> [Goal]: Keep the wording of each record exactly the same when you repeat it, and leave out pictures.

> [Material provided]:
■ ■ ■ ■ ■ ■ ■

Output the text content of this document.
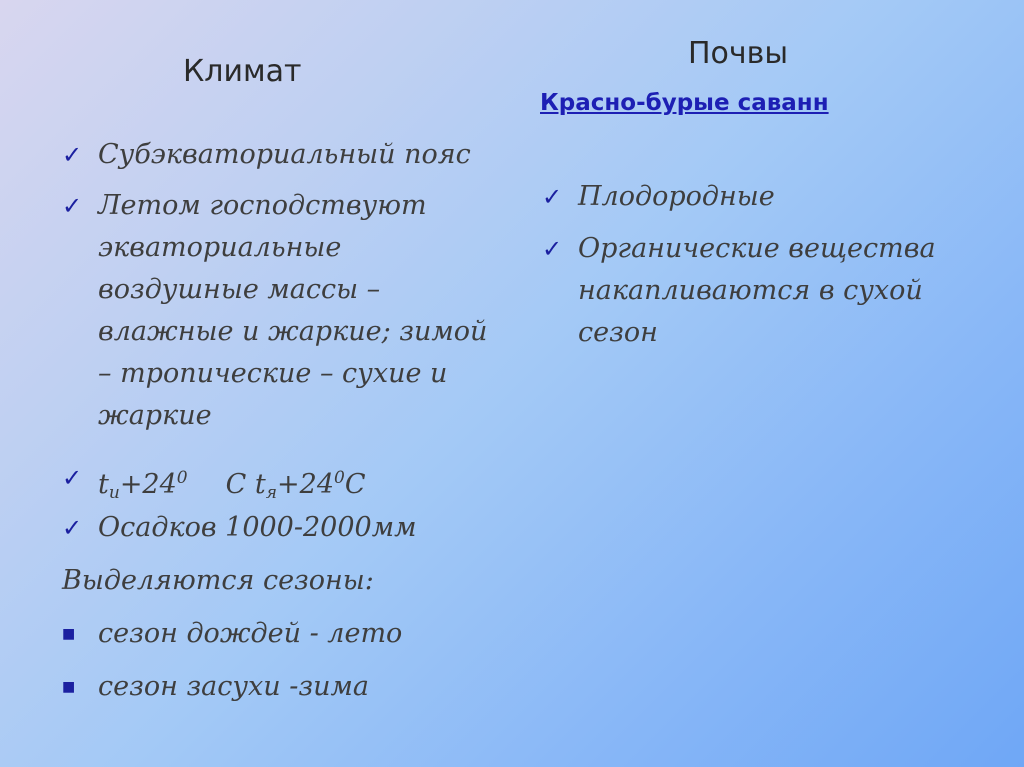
Климат
✓ Субэкваториальный пояс
✓ Летом господствуют экваториальные воздушные массы – влажные и жаркие; зимой – тропические – сухие и жаркие
✓ $t_и+24^0$ С $t_я+24^0С$
✓ Осадков 1000-2000мм
Выделяются сезоны:
■ сезон дождей - лето
■ сезон засухи -зима
Почвы
Красно-бурые саванн
✓ Плодородные
✓ Органические вещества накапливаются в сухой сезон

■ ■ ■ ■ ■ ■ ■

> [Solution to this exercise]:
Output the text content of this document.
Климат
✓ Субэкваториальный пояс
✓ Летом господствуют экваториальные воздушные массы – влажные и жаркие; зимой – тропические – сухие и жаркие
✓ $t_и+24^0$ С $t_я+24^0С$
✓ Осадков 1000-2000мм
Выделяются сезоны:
■ сезон дождей - лето
■ сезон засухи -зима
Почвы
Красно-бурые саванн
✓ Плодородные
✓ Органические вещества накапливаются в сухой сезон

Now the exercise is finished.